→ Passage for review
____________

Because of the danger of over-suppression of the immune system which can increase susceptibility to infection, combination immunosuppressant therapy should be used with caution.
Latent Viral Infections: Immunosuppressed patients are at increased risk for opportunistic infections, including latent viral infections. These include BK virus associated nephropathy, JC virus associated progressive multifocal leukoencephalopathy, and CMV infection that have been observed in patients receiving tacrolimus. These infections may lead to serious, including fatal, outcomes.
Anaphylactic Reactions: A few patients receiving Prograf injection have experienced anaphylactic reactions. Although the exact cause of these reactions is not known, other drugs with castor oil derivatives in the formulation have been associated with anaphylaxis in a small percentage of patients. Because of this potential risk of anaphylaxis, Prograf injection should be reserved for patients who are unable to take Prograf capsules.
Patients receiving Prograf injection should be under continuous observation for at least the first 30 minutes following the start of the infusion and at frequent intervals thereafter. If signs or symptoms of anaphylaxis occur, the infusion should be stopped. An aqueous solution of epinephrine should be available at the bedside as well as a source of oxygen.
Pure Red Cell Aplasia: Cases of pure red cell aplasia (PRCA) have been reported in patients treated with tacrolimus. A mechanism for tacrolimus-induced PRCA has not been elucidated. All patients reported risk factors for PRCA such as parvovirus B19 infection, underlying disease, or concomitant medications associated with PRCA. If PRCA is diagnosed, discontinuation of Prograf should be considered.
Use with CYP3A4 Inhibitors and Inducers Including Those That Prolong QT: Co-administration with strong CYP3A4-inhibitors (e.g., telaprevir, boceprevir, ritonavir, ketoconazole, itraconazole, voriconazole, clarithromycin) and strong inducers (e.g., rifampin, rifabutin) is not recommended without adjustments in the dosing regimen of tacrolimus and subsequent close monitoring of tacrolimus whole blood trough concentrations and tacrolimus-associated adverse reactions.

____________

→ Record extracts

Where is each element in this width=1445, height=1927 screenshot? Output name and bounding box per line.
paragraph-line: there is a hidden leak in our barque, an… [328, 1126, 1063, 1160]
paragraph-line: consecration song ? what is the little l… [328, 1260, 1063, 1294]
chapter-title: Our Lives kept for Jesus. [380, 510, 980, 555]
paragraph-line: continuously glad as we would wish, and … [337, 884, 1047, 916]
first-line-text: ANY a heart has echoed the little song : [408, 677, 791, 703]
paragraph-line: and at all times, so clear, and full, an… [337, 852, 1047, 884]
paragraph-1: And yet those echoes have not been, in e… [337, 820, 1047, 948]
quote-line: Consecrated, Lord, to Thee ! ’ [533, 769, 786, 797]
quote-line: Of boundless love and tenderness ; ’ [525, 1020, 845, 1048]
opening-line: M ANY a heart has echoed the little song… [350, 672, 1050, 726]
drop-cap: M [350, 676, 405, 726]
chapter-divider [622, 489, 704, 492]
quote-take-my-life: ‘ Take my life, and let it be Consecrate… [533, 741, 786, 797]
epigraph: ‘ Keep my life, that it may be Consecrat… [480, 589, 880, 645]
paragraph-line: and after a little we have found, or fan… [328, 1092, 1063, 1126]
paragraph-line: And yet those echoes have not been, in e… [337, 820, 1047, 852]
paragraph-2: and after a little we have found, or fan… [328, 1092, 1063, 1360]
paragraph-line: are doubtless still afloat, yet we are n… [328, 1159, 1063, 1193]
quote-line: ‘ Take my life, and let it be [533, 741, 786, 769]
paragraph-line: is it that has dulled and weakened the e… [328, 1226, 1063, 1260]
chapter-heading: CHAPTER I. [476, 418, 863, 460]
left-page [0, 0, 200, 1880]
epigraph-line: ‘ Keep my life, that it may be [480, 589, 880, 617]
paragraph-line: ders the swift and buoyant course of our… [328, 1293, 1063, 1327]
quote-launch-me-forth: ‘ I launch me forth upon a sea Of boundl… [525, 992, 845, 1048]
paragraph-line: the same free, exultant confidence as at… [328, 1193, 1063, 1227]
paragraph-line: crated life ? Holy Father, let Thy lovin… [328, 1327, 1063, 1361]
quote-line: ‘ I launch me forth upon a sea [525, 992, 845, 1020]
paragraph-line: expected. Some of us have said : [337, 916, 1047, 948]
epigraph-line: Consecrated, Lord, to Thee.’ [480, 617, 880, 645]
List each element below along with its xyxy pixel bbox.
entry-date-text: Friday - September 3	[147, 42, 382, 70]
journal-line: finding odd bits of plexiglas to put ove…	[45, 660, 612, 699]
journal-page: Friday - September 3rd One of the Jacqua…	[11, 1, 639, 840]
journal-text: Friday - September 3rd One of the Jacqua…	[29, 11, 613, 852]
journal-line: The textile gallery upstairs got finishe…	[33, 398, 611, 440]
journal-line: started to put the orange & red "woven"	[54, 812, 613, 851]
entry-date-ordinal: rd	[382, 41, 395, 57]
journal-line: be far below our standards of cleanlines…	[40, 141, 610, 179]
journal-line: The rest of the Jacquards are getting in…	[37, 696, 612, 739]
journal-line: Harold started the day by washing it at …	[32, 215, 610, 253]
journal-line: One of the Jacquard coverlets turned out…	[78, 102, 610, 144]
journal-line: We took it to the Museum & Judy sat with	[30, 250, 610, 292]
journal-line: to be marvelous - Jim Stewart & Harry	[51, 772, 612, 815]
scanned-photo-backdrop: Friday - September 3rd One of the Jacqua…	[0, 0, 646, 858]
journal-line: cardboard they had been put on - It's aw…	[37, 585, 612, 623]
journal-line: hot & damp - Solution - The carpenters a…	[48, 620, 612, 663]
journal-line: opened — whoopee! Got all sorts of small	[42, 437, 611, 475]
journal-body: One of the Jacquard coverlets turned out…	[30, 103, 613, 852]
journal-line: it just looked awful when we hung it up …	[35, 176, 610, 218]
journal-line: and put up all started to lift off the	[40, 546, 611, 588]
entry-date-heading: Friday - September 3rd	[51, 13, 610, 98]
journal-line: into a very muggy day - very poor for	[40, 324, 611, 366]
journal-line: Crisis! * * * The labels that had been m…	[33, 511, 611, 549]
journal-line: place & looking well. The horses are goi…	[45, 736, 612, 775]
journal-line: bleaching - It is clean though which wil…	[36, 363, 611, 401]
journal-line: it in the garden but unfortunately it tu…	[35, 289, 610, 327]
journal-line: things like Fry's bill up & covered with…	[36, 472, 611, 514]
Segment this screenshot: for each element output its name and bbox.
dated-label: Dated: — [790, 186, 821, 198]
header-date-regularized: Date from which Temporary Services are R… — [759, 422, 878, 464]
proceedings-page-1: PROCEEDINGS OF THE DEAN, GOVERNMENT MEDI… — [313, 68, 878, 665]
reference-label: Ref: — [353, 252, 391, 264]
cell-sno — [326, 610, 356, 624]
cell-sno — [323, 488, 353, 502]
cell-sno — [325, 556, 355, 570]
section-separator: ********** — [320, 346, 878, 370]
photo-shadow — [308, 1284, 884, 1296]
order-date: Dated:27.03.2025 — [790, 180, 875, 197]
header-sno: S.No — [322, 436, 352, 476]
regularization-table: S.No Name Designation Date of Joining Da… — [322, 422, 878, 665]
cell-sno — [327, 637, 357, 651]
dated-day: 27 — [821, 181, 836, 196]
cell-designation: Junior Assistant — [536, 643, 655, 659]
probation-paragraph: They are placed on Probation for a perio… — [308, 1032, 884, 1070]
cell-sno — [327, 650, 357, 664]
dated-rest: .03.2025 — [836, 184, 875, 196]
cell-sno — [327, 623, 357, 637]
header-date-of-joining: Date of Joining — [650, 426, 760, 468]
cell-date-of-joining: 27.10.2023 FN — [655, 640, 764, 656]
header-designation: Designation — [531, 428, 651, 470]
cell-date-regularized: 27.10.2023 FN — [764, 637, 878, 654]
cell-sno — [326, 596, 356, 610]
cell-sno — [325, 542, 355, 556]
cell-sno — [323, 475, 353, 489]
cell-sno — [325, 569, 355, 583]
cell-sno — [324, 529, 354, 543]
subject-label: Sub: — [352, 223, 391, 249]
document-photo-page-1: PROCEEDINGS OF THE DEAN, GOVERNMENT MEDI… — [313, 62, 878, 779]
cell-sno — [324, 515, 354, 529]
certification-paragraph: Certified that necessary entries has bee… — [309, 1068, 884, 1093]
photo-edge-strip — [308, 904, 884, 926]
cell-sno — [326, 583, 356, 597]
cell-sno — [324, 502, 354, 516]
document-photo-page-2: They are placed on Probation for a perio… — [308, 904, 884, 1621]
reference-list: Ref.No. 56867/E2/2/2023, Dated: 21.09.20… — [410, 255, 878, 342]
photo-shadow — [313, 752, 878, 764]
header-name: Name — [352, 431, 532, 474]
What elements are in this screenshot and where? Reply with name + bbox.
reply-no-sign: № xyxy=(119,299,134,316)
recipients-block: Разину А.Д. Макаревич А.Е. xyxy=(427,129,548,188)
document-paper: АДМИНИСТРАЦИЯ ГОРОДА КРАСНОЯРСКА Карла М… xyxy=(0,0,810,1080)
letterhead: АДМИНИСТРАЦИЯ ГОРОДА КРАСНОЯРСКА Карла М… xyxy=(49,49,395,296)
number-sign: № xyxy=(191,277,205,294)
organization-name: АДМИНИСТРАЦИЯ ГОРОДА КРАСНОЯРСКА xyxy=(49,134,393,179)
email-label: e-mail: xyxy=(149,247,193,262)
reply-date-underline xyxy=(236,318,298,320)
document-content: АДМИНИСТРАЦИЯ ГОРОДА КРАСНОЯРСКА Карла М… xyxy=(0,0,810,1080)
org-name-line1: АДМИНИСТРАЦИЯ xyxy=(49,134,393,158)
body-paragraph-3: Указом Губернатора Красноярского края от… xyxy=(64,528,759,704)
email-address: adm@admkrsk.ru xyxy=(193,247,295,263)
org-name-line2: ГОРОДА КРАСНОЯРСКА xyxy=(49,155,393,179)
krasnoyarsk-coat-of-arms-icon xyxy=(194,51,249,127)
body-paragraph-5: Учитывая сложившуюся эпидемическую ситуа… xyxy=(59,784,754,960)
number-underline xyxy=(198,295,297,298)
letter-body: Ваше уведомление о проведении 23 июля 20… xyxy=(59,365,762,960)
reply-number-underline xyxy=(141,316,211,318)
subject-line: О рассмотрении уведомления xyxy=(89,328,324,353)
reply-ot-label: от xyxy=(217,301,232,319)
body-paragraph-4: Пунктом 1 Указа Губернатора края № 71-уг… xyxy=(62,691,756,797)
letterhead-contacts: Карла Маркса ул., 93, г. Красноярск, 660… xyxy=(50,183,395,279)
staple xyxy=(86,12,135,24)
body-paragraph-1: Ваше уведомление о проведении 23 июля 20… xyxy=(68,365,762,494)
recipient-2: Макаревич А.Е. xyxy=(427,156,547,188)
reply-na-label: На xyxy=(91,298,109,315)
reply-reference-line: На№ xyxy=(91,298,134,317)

____________

→ Work instructions
(1) List every drug the Prograf warnings text names as an example of a strong CYP3A4 inhibitor.
(2) Reproduce the Prograf warnings text word for word from "Anaphylactic Reactions: A" up to and including "source of oxygen.".

→ Solutions in order
(1) telaprevir, boceprevir, ritonavir, ketoconazole, itraconazole, voriconazole, clarithromycin

(2)
Anaphylactic Reactions: A few patients receiving Prograf injection have experienced anaphylactic reactions. Although the exact cause of these reactions is not known, other drugs with castor oil derivatives in the formulation have been associated with anaphylaxis in a small percentage of patients. Because of this potential risk of anaphylaxis, Prograf injection should be reserved for patients who are unable to take Prograf capsules.
Patients receiving Prograf injection should be under continuous observation for at least the first 30 minutes following the start of the infusion and at frequent intervals thereafter. If signs or symptoms of anaphylaxis occur, the infusion should be stopped. An aqueous solution of epinephrine should be available at the bedside as well as a source of oxygen.